> **Your objective**
Reproduce the entries in full, with no changes.

------------------------------------------------------------

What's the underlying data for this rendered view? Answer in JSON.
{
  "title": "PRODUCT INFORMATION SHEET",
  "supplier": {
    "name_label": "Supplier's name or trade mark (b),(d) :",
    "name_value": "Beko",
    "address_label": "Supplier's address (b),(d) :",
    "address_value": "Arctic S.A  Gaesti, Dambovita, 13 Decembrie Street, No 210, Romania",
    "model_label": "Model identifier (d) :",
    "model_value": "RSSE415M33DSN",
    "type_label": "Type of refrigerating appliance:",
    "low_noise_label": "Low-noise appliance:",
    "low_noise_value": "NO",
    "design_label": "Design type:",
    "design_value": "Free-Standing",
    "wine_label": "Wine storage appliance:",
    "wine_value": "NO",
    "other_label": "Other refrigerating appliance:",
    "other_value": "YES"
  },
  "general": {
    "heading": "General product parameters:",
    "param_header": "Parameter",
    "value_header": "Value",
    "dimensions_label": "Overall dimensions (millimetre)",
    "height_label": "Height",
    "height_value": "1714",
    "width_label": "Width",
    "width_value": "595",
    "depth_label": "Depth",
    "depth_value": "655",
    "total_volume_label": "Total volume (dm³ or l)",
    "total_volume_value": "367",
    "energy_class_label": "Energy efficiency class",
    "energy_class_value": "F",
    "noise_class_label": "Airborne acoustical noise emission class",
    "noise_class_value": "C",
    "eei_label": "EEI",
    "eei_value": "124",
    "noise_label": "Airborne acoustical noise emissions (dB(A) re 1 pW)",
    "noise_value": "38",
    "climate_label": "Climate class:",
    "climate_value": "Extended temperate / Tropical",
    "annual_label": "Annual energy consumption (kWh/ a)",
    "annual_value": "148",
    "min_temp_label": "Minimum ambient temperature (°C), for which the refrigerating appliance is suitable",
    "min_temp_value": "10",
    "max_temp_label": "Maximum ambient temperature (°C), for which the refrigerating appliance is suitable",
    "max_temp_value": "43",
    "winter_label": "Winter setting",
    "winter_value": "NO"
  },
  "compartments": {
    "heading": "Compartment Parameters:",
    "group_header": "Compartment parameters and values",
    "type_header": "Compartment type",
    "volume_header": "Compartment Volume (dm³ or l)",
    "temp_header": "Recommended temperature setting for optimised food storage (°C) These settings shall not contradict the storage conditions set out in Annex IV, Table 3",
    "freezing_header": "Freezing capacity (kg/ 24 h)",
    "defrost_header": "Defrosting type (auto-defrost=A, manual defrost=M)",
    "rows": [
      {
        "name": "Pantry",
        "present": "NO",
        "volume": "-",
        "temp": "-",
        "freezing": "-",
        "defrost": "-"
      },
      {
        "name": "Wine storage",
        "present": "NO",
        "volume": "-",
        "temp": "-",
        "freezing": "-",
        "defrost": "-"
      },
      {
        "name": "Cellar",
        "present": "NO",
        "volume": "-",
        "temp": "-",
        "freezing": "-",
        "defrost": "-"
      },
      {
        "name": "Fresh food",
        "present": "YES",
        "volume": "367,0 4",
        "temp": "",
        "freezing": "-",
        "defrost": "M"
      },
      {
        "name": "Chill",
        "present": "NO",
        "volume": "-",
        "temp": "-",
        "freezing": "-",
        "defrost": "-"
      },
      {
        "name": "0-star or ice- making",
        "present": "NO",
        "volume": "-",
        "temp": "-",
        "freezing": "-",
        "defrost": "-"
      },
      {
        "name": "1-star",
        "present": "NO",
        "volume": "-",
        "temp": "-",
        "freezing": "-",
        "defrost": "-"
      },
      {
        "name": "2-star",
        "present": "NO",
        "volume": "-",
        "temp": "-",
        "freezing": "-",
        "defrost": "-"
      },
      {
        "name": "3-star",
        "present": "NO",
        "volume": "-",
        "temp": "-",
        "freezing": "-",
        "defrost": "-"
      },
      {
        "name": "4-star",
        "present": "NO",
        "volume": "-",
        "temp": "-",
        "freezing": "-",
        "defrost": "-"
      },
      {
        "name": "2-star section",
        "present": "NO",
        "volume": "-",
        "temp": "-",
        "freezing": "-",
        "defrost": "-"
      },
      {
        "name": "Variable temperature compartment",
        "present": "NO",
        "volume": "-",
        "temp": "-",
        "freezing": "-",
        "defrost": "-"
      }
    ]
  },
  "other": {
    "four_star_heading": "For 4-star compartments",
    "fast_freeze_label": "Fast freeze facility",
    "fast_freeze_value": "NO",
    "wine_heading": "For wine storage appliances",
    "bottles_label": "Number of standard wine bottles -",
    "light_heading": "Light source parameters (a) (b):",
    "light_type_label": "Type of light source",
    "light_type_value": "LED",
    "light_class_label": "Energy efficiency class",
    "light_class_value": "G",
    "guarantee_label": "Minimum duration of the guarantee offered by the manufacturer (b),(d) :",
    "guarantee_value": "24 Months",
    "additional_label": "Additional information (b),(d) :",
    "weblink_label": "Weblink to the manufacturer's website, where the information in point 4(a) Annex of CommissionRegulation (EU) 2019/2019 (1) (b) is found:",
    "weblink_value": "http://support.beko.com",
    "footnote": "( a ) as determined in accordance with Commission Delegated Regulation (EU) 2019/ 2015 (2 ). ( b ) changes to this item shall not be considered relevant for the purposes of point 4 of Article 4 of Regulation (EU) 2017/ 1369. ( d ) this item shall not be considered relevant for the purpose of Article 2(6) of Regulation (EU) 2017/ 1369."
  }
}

------------------------------------------------------------

> **Output of the task**
What's the underlying data for this rendered view? Answer in JSON.
{
  "title": "PRODUCT INFORMATION SHEET",
  "supplier": {
    "name_label": "Supplier's name or trade mark (b),(d) :",
    "name_value": "Beko",
    "address_label": "Supplier's address (b),(d) :",
    "address_value": "Arctic S.A  Gaesti, Dambovita, 13 Decembrie Street, No 210, Romania",
    "model_label": "Model identifier (d) :",
    "model_value": "RSSE415M33DSN",
    "type_label": "Type of refrigerating appliance:",
    "low_noise_label": "Low-noise appliance:",
    "low_noise_value": "NO",
    "design_label": "Design type:",
    "design_value": "Free-Standing",
    "wine_label": "Wine storage appliance:",
    "wine_value": "NO",
    "other_label": "Other refrigerating appliance:",
    "other_value": "YES"
  },
  "general": {
    "heading": "General product parameters:",
    "param_header": "Parameter",
    "value_header": "Value",
    "dimensions_label": "Overall dimensions (millimetre)",
    "height_label": "Height",
    "height_value": "1714",
    "width_label": "Width",
    "width_value": "595",
    "depth_label": "Depth",
    "depth_value": "655",
    "total_volume_label": "Total volume (dm³ or l)",
    "total_volume_value": "367",
    "energy_class_label": "Energy efficiency class",
    "energy_class_value": "F",
    "noise_class_label": "Airborne acoustical noise emission class",
    "noise_class_value": "C",
    "eei_label": "EEI",
    "eei_value": "124",
    "noise_label": "Airborne acoustical noise emissions (dB(A) re 1 pW)",
    "noise_value": "38",
    "climate_label": "Climate class:",
    "climate_value": "Extended temperate / Tropical",
    "annual_label": "Annual energy consumption (kWh/ a)",
    "annual_value": "148",
    "min_temp_label": "Minimum ambient temperature (°C), for which the refrigerating appliance is suitable",
    "min_temp_value": "10",
    "max_temp_label": "Maximum ambient temperature (°C), for which the refrigerating appliance is suitable",
    "max_temp_value": "43",
    "winter_label": "Winter setting",
    "winter_value": "NO"
  },
  "compartments": {
    "heading": "Compartment Parameters:",
    "group_header": "Compartment parameters and values",
    "type_header": "Compartment type",
    "volume_header": "Compartment Volume (dm³ or l)",
    "temp_header": "Recommended temperature setting for optimised food storage (°C) These settings shall not contradict the storage conditions set out in Annex IV, Table 3",
    "freezing_header": "Freezing capacity (kg/ 24 h)",
    "defrost_header": "Defrosting type (auto-defrost=A, manual defrost=M)",
    "rows": [
      {
        "name": "Pantry",
        "present": "NO",
        "volume": "-",
        "temp": "-",
        "freezing": "-",
        "defrost": "-"
      },
      {
        "name": "Wine storage",
        "present": "NO",
        "volume": "-",
        "temp": "-",
        "freezing": "-",
        "defrost": "-"
      },
      {
        "name": "Cellar",
        "present": "NO",
        "volume": "-",
        "temp": "-",
        "freezing": "-",
        "defrost": "-"
      },
      {
        "name": "Fresh food",
        "present": "YES",
        "volume": "367,0 4",
        "temp": "",
        "freezing": "-",
        "defrost": "M"
      },
      {
        "name": "Chill",
        "present": "NO",
        "volume": "-",
        "temp": "-",
        "freezing": "-",
        "defrost": "-"
      },
      {
        "name": "0-star or ice- making",
        "present": "NO",
        "volume": "-",
        "temp": "-",
        "freezing": "-",
        "defrost": "-"
      },
      {
        "name": "1-star",
        "present": "NO",
        "volume": "-",
        "temp": "-",
        "freezing": "-",
        "defrost": "-"
      },
      {
        "name": "2-star",
        "present": "NO",
        "volume": "-",
        "temp": "-",
        "freezing": "-",
        "defrost": "-"
      },
      {
        "name": "3-star",
        "present": "NO",
        "volume": "-",
        "temp": "-",
        "freezing": "-",
        "defrost": "-"
      },
      {
        "name": "4-star",
        "present": "NO",
        "volume": "-",
        "temp": "-",
        "freezing": "-",
        "defrost": "-"
      },
      {
        "name": "2-star section",
        "present": "NO",
        "volume": "-",
        "temp": "-",
        "freezing": "-",
        "defrost": "-"
      },
      {
        "name": "Variable temperature compartment",
        "present": "NO",
        "volume": "-",
        "temp": "-",
        "freezing": "-",
        "defrost": "-"
      }
    ]
  },
  "other": {
    "four_star_heading": "For 4-star compartments",
    "fast_freeze_label": "Fast freeze facility",
    "fast_freeze_value": "NO",
    "wine_heading": "For wine storage appliances",
    "bottles_label": "Number of standard wine bottles -",
    "light_heading": "Light source parameters (a) (b):",
    "light_type_label": "Type of light source",
    "light_type_value": "LED",
    "light_class_label": "Energy efficiency class",
    "light_class_value": "G",
    "guarantee_label": "Minimum duration of the guarantee offered by the manufacturer (b),(d) :",
    "guarantee_value": "24 Months",
    "additional_label": "Additional information (b),(d) :",
    "weblink_label": "Weblink to the manufacturer's website, where the information in point 4(a) Annex of CommissionRegulation (EU) 2019/2019 (1) (b) is found:",
    "weblink_value": "http://support.beko.com",
    "footnote": "( a ) as determined in accordance with Commission Delegated Regulation (EU) 2019/ 2015 (2 ). ( b ) changes to this item shall not be considered relevant for the purposes of point 4 of Article 4 of Regulation (EU) 2017/ 1369. ( d ) this item shall not be considered relevant for the purpose of Article 2(6) of Regulation (EU) 2017/ 1369."
  }
}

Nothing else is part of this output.